::: Given passage
Moy Park is owned by Pilgrim’s Pride, an American company majority-owned by Brazilian meat giant JBS, which has been linked to Amazon deforestation.

Andrew Knight, a veterinary professor of animal welfare, said: “This investigation footage is highly disturbing, and animals are clearly suffering on these farms.

“I am concerned to see examples of cannibalism, feather-pecking and birds suffering severe feather loss.”

Viva!’s head of investigations Lex Rigby said: “Our insatiable desire for cheap chicken has led to an alarming rise in US-style mega-farms that prioritise profit over welfare.

“Vast industrial rearing facilities litter the countryside, causing unnecessary pain and suffering, as well as damaging our health and the environment.

“Marketing leads consumers to believe the UK has some of the world’s highest animal-welfare standards but the reality is a far cry from the adverts.”

The farms are considered industry-standard, she said.
::::::
::: Supplied material
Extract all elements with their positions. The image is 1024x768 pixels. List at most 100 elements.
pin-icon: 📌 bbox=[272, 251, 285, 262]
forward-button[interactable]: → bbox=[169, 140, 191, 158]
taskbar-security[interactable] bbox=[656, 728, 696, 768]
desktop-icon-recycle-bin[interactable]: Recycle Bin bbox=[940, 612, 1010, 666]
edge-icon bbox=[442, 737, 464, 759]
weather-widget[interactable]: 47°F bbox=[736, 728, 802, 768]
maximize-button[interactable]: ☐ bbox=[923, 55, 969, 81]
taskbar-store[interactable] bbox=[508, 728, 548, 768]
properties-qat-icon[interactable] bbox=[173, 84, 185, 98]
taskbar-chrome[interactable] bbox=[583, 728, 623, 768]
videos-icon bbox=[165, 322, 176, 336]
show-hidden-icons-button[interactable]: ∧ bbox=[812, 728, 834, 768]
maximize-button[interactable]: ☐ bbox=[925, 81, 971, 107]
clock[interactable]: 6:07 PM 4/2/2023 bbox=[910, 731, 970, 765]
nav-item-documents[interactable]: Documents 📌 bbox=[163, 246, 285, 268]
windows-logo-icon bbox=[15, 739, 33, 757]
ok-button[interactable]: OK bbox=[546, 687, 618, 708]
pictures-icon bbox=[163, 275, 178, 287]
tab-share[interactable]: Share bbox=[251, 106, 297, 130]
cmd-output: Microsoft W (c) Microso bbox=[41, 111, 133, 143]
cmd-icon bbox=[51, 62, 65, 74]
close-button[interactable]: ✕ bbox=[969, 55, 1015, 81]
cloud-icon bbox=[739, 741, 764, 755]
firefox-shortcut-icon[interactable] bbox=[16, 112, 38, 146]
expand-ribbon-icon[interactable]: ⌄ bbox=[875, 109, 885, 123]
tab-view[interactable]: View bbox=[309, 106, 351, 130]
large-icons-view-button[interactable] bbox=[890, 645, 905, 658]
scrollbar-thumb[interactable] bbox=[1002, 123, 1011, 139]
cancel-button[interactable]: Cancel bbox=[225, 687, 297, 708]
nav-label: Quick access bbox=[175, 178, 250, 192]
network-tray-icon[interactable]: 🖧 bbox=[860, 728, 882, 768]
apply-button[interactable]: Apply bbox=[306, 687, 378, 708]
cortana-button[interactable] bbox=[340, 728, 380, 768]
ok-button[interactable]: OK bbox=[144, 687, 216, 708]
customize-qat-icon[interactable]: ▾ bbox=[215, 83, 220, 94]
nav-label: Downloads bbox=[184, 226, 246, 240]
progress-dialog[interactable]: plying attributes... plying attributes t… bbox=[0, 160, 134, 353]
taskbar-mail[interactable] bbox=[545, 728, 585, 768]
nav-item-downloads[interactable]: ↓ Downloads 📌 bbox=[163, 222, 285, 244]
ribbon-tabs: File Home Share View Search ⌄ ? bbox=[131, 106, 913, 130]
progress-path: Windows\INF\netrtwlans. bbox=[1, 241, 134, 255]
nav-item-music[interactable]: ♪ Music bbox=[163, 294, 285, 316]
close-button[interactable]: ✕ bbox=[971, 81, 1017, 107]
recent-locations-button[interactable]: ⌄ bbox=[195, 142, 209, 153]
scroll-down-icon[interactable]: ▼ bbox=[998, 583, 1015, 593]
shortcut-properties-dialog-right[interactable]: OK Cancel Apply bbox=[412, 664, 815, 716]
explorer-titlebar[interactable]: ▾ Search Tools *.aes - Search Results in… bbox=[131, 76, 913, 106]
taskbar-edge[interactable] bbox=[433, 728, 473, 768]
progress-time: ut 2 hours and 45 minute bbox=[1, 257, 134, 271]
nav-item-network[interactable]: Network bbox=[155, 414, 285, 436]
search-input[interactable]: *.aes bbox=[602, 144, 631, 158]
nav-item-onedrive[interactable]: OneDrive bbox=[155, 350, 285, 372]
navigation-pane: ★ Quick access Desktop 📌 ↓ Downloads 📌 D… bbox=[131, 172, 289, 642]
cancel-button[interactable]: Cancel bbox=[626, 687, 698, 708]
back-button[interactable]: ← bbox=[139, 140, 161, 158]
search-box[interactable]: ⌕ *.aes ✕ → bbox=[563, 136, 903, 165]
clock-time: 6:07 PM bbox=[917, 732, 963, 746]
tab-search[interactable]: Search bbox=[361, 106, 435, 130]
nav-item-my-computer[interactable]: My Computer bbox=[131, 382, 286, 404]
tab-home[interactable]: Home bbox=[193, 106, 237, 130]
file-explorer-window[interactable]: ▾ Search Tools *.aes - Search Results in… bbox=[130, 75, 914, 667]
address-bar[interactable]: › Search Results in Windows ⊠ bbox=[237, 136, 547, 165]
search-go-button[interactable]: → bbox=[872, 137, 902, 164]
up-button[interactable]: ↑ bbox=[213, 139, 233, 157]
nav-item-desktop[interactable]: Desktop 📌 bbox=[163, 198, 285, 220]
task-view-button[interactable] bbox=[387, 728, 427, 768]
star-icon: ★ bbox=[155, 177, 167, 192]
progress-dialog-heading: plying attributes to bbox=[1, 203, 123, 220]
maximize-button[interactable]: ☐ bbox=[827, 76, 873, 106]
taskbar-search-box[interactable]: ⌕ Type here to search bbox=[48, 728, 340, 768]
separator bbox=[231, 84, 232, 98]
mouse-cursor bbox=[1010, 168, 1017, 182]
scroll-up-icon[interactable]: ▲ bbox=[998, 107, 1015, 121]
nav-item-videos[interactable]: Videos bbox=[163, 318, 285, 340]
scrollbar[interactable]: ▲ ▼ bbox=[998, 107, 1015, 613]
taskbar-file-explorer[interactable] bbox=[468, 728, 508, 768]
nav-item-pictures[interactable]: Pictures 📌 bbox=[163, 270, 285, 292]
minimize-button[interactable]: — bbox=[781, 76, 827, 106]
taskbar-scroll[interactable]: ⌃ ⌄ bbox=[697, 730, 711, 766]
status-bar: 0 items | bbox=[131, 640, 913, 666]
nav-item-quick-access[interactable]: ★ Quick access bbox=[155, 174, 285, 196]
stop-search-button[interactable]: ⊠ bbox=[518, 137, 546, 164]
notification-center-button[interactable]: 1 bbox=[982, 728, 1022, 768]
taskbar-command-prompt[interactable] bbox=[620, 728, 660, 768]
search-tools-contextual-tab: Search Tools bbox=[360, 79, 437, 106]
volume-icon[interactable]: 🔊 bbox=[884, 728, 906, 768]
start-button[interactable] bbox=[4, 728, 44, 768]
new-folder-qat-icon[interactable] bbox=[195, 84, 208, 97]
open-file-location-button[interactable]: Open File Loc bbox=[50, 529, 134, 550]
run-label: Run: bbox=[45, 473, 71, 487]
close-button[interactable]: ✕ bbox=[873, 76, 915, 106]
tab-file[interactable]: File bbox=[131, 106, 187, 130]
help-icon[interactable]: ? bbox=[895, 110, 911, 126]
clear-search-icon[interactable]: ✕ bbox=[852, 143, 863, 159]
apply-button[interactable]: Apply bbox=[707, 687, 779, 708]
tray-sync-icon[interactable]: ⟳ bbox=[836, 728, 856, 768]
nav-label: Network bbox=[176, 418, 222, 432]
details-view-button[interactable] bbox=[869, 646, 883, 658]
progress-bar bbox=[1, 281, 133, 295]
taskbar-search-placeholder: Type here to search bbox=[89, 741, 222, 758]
::::::
• _What is required_: List every company or organization named in the passage on chicken mega-farms. The records have nothing to do with this.

• _Exercise result_: Moy Park, Pilgrim's Pride, JBS, Viva!